SUPPLIED DATA.
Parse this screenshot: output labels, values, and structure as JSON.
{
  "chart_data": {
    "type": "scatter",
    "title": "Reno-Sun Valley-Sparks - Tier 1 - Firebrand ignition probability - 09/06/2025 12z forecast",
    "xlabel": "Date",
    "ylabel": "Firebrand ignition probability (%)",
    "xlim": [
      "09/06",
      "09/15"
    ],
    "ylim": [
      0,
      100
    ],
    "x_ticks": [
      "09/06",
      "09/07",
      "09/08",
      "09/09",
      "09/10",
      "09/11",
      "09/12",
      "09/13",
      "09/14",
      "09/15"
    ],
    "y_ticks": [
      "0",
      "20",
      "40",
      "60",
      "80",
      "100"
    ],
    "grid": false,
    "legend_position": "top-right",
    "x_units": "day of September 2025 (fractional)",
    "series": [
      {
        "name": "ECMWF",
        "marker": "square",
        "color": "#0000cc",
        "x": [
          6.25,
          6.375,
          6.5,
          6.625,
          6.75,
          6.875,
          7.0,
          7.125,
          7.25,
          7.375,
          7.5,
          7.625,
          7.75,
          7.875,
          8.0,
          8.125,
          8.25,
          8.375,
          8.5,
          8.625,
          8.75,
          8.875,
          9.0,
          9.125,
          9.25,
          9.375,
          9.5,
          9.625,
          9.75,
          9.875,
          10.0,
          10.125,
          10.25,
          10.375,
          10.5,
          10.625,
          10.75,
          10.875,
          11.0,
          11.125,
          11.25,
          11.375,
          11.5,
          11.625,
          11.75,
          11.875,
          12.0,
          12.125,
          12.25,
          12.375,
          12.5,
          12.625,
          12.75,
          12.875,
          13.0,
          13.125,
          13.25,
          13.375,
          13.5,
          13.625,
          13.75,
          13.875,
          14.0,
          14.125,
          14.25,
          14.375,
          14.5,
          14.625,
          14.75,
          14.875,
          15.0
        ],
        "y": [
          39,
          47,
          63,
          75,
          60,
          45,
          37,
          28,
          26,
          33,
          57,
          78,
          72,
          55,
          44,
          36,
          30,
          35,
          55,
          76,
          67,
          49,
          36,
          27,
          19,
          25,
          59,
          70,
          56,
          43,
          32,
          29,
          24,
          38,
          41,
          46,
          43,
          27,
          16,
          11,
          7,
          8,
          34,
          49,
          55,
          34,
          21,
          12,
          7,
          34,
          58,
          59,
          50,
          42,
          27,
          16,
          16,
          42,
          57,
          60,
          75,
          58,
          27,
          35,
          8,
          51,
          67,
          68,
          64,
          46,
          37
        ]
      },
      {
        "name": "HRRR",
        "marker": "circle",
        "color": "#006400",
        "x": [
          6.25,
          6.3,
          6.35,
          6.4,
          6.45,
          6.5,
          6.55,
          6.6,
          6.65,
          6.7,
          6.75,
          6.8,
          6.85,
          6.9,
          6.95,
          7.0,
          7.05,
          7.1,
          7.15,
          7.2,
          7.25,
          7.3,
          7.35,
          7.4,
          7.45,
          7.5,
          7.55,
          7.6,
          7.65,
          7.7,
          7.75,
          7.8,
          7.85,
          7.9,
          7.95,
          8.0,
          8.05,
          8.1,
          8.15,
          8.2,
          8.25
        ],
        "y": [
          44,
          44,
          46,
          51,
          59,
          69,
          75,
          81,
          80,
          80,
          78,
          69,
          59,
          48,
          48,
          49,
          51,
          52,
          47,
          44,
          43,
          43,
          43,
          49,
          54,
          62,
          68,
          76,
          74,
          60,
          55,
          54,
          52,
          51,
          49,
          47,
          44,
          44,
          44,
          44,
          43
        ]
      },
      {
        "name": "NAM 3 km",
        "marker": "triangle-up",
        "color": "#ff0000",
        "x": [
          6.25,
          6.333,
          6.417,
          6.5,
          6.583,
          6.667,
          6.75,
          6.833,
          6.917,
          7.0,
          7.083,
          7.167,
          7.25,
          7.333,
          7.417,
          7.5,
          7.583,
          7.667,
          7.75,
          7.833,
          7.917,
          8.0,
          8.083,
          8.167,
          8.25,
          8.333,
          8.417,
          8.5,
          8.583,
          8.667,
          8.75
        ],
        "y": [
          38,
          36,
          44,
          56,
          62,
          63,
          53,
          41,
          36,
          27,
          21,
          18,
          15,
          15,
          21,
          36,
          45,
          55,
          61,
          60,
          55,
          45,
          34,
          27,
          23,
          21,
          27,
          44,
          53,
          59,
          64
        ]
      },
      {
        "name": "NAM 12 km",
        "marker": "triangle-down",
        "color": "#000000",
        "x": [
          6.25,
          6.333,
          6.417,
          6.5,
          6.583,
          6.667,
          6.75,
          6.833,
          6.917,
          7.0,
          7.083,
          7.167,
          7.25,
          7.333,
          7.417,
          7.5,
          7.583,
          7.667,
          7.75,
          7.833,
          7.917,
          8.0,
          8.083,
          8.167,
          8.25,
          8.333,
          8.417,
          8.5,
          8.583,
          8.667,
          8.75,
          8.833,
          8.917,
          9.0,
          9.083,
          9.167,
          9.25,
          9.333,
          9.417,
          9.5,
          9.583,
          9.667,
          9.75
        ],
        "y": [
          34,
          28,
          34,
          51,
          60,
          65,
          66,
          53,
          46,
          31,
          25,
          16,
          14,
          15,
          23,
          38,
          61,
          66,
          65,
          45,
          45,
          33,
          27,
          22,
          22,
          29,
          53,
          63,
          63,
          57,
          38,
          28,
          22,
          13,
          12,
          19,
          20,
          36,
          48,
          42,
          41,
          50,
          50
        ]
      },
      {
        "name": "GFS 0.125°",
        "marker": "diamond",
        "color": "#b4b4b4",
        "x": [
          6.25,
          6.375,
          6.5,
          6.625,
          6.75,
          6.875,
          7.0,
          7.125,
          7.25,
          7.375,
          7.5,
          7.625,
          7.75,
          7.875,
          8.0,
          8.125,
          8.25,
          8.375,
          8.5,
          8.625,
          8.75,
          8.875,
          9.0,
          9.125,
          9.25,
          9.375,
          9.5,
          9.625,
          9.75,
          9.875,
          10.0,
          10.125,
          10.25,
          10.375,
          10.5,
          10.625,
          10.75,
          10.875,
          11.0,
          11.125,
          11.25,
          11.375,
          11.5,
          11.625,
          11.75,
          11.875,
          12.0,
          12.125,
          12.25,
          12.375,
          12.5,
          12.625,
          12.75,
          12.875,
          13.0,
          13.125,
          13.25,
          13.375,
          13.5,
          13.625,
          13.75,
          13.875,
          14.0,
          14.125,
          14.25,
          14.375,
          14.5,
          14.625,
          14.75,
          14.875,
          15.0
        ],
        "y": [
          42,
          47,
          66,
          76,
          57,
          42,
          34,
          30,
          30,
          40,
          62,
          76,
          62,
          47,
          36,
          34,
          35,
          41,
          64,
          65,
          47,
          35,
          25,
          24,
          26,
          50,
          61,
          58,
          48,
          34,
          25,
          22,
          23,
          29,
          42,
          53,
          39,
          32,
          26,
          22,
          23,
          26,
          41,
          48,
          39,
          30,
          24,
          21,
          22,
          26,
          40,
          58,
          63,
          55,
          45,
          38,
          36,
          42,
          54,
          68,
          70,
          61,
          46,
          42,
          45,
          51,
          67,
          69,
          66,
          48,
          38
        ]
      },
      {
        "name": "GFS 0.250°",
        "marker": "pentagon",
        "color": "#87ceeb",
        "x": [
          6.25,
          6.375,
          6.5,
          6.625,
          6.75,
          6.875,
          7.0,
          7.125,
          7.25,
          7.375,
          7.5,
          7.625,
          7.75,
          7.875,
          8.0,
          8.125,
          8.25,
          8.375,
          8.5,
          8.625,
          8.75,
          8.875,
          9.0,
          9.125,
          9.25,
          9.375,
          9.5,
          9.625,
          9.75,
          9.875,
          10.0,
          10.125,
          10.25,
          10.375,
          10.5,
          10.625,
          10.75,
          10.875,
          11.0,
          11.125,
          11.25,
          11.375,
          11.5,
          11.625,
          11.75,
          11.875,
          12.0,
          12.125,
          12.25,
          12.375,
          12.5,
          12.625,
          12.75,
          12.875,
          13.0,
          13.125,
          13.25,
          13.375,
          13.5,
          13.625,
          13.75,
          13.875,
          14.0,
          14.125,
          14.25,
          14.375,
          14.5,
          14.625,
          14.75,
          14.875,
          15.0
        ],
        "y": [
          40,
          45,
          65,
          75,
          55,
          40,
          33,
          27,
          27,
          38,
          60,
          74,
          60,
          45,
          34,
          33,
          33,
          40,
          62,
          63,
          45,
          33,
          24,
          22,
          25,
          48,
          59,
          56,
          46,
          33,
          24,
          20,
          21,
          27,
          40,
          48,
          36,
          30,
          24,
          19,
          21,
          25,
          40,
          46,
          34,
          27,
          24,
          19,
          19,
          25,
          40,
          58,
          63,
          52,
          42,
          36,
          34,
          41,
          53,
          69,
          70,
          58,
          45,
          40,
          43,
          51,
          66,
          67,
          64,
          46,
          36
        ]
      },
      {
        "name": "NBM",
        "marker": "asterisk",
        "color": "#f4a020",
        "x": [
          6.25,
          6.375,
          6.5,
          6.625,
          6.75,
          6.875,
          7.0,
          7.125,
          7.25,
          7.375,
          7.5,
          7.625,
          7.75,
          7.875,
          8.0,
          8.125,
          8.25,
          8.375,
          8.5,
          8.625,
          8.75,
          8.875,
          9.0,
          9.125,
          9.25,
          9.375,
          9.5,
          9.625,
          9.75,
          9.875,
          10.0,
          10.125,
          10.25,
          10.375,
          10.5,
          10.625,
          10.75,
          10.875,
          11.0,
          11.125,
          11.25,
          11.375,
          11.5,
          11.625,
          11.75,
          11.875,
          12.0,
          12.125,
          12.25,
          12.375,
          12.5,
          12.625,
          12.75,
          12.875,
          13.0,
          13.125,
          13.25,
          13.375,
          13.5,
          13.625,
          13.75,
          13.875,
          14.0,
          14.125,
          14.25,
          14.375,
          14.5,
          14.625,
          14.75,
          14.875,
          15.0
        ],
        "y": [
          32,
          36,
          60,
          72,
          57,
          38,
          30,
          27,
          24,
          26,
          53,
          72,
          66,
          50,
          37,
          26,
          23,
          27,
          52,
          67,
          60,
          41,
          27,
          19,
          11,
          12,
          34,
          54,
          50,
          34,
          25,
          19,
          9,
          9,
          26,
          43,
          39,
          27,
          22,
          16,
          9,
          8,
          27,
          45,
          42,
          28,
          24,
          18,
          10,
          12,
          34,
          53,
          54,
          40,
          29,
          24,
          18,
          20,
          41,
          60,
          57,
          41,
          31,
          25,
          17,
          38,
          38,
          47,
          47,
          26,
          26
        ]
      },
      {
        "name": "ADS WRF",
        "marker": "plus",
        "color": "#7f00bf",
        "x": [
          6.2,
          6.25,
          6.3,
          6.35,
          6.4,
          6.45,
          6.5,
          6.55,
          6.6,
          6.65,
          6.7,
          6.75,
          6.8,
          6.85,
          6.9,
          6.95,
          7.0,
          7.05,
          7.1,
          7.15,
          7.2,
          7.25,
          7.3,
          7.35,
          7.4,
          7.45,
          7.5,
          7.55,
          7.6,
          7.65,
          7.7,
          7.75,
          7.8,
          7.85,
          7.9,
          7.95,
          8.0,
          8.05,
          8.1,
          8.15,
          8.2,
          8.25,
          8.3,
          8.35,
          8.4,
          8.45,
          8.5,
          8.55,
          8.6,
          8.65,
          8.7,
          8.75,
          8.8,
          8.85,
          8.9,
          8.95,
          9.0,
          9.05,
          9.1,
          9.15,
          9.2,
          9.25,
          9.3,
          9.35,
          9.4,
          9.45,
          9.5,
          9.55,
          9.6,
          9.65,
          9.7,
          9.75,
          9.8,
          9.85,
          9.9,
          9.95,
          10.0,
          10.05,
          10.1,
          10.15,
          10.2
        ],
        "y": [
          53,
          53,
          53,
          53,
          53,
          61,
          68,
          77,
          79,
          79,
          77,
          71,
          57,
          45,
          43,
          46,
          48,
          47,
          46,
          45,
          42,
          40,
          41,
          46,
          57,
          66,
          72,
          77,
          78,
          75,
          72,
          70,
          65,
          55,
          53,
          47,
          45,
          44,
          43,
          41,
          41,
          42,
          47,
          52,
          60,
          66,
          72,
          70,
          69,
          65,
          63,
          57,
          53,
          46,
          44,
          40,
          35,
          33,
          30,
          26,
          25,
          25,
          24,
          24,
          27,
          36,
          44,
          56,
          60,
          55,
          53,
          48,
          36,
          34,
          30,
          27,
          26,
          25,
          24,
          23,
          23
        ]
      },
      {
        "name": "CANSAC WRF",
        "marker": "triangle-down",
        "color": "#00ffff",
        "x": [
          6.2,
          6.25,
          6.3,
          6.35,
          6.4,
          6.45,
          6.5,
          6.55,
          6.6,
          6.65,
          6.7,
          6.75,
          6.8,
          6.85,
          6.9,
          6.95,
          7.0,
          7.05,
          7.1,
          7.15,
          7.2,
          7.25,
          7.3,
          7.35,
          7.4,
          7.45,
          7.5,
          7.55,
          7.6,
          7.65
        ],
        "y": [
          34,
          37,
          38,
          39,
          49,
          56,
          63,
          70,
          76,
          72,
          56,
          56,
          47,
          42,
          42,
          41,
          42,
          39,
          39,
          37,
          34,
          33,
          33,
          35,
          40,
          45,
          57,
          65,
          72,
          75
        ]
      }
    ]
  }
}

EXERCISE AIM. Find how many lines of the entries contain "color". Respond with the number only.

WRITTEN ANSWER. 9